Document passage:
The Body They Ruled Against
Saturday, March 14, 2026
Subhashish Panigrahi · (CC BY-SA 4.0) · Wikimedia Commons
India's highest court says menstrual leave would make women unemployable. The Bible records what happens when a culture treats the female body as a liability.
What's happening
India's Supreme Court rejected a petition for mandatory menstrual leave on March 13, with Chief Justice Surya Kant ruling that such a policy would make women think they were "not at par" with male colleagues and would deter employers from hiring them.
The ruling exposes a genuine tension. In a country where menstruation remains widely stigmatized and women can be barred from temples during their periods, advocates argue that leave acknowledges a biological reality affecting health, productivity, and dignity. The court argued the opposite: that formal recognition would reinforce the stereotype that women are weaker and unfit for the workplace.
Several Indian states already offer limited menstrual leave. Bihar and Odisha grant two days per month; Karnataka approved one day in 2025. Spain, Japan, South Korea, and Indonesia have national policies. The question is whether honoring the body's needs and protecting a worker's career can coexist, or whether one must be sacrificed for the other.
What the text says
In first-century Palestine, a woman with a continuous flow of blood was more than sick. She was ritually impure under Levitical law. Anyone who touched her became unclean. Anything she sat on became unclean. For twelve years, the woman in Mark's Gospel lived in this condition: excluded from worship, from physical contact, from ordinary participation in community life. Her body had made her untouchable.

Supplied records:
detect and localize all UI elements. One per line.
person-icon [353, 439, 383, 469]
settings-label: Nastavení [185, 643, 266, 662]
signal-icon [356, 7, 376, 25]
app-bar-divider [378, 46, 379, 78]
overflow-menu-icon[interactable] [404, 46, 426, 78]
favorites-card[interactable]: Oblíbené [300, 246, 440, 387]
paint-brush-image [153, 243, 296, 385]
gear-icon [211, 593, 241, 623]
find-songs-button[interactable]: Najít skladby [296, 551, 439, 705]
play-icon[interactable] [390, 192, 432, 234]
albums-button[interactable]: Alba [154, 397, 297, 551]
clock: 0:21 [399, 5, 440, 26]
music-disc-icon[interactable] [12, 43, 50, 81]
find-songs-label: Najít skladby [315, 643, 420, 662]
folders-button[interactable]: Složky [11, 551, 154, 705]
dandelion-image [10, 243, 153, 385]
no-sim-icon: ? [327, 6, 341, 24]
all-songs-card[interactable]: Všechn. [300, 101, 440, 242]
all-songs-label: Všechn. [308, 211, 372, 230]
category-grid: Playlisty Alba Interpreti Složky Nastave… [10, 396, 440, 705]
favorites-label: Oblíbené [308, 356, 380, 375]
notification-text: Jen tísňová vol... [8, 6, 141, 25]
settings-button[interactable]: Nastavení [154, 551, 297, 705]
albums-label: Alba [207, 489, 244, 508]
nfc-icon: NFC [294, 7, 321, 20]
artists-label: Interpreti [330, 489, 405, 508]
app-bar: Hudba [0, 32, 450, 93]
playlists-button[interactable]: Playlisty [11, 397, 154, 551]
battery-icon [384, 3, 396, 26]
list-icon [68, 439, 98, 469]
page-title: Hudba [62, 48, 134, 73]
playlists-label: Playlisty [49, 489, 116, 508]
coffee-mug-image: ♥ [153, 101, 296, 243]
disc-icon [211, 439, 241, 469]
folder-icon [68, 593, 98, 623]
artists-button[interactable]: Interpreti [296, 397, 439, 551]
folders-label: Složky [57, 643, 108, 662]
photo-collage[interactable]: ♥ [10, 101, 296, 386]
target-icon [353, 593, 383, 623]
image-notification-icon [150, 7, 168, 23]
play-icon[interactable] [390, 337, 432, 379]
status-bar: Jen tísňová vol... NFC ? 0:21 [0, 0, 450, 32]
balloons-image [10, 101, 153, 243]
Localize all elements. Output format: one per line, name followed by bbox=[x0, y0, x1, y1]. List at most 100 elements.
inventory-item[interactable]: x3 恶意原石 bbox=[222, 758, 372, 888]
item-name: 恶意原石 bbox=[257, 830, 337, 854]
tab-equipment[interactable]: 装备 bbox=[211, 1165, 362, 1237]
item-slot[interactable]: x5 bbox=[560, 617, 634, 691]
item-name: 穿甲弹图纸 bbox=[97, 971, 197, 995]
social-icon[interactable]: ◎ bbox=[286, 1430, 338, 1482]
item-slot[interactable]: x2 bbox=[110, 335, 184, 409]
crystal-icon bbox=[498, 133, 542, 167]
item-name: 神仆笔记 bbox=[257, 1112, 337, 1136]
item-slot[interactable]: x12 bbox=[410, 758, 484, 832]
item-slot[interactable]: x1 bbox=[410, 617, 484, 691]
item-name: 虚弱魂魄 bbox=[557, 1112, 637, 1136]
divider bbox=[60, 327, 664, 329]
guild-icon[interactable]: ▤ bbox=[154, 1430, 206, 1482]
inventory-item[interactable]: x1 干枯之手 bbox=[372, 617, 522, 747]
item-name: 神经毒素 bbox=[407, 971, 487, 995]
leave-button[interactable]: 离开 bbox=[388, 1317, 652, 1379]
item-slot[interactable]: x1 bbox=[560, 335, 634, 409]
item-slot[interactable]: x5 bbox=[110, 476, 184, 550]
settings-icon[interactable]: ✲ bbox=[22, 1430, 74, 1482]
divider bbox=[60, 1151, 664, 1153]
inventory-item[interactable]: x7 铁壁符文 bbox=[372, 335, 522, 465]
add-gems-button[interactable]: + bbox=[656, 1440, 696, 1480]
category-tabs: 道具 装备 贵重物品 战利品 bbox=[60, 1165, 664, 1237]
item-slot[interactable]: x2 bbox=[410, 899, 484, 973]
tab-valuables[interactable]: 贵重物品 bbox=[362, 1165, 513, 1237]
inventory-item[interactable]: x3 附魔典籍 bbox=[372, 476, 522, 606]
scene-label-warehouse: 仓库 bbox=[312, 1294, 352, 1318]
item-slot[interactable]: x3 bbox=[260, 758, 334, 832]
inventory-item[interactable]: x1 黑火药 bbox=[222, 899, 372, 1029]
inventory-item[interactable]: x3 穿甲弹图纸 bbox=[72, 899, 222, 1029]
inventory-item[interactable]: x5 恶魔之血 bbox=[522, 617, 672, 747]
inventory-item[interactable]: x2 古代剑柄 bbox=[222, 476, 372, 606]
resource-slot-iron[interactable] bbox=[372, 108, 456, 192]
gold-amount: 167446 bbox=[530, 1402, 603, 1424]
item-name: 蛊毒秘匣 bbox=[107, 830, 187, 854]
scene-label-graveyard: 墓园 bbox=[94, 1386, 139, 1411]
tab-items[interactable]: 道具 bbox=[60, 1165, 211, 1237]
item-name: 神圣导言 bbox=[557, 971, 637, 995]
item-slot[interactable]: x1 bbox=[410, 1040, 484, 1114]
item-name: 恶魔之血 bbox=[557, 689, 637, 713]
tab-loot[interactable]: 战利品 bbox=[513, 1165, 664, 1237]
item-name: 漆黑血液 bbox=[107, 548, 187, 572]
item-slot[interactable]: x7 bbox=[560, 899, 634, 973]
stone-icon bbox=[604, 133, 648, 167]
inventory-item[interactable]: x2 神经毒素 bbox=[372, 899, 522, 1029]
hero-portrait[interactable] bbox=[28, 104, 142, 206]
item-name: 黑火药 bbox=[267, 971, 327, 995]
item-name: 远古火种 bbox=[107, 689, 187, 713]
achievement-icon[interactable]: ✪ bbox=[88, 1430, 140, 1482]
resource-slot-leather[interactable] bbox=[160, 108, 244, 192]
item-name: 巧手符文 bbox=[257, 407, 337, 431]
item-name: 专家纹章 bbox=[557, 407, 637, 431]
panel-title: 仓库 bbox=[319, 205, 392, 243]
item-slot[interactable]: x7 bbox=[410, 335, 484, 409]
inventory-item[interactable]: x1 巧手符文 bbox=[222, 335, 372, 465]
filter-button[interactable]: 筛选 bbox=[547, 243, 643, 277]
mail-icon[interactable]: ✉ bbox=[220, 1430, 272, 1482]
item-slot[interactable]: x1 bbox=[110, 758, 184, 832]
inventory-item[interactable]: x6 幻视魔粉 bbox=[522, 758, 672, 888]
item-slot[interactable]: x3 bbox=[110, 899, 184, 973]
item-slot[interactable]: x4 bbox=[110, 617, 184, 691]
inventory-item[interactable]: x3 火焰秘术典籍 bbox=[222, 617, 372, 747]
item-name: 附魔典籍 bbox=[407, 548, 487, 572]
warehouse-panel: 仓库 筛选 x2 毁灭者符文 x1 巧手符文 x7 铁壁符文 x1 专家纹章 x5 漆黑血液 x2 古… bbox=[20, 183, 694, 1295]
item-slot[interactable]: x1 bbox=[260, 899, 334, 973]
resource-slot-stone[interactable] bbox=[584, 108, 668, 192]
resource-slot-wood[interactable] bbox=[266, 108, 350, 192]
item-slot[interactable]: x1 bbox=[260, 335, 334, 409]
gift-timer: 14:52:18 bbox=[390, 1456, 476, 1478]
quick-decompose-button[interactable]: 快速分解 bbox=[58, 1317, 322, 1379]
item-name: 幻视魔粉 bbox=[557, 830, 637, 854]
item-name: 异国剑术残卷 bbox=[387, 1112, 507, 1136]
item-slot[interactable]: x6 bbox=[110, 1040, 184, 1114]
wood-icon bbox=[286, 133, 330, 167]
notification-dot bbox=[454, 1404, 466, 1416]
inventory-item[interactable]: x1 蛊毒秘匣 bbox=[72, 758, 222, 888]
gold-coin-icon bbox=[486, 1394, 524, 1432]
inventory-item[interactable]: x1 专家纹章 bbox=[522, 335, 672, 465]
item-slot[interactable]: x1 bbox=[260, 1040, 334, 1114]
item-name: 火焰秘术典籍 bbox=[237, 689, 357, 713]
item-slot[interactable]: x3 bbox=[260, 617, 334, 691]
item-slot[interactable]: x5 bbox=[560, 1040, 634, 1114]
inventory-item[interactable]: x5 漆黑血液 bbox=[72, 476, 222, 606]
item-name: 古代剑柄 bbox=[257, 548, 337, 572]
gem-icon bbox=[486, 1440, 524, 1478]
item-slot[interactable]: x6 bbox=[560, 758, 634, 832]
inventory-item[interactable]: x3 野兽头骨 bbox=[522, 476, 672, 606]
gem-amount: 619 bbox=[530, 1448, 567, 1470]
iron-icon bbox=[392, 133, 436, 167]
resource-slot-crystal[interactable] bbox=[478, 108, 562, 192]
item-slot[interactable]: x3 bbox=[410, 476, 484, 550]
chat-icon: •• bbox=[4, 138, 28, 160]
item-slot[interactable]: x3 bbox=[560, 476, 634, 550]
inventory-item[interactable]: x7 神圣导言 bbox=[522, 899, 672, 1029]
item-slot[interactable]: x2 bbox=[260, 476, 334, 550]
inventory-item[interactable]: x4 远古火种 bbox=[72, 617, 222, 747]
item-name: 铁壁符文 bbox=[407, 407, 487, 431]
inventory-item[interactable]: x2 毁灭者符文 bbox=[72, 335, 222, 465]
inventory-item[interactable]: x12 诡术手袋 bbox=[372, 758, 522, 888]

What you will do: Please pick up the article on India's menstrual leave ruling after its final sentence and continue writing it. The listing is separate material, unrelated to the article on India's menstrual leave ruling.

Output for this exercise:
Mark 5:27-2927having heard the things concerning Jesus, came up behind him in the crowd, and touched his clothes.28For she said, "If I just touch his clothes, I will be made well."29Immediately the flow of her blood was dried up, and she felt in her body that she was healed of her affliction.
She does not ask. She does not announce herself. She reaches into the crowd and touches his garment from behind, in secret, because the act itself would contaminate him under the purity code she has lived under for over a decade. The healing is immediate. But Jesus stops.
Mark 5:34He said to her, "Daughter, your faith has made you well. Go in peace, and be cured of your disease."
He calls her daughter. In the entire Gospel of Mark, this is the only time Jesus uses that word for anyone. He forces the encounter into the open. The woman wanted to be healed privately, without disrupting the system that excluded her. Jesus refused to let the system stand. He made her visible, named her as kin, and restored her place in the community. For him, healing the body and restoring belonging were the same act.
The reflection
The court's logic is coherent: if the law names menstruation, employers will use it against women. The female body becomes a hiring risk. The solution the court offers is silence.
The text records a different instinct. Jesus did not heal the woman quietly and move on. He stopped the crowd and forced the private body into the public square, because a system requiring women to hide their bodies to participate was itself the disease. The court fears what happens when the law sees the female body. The Gospel asks what happens when it looks away.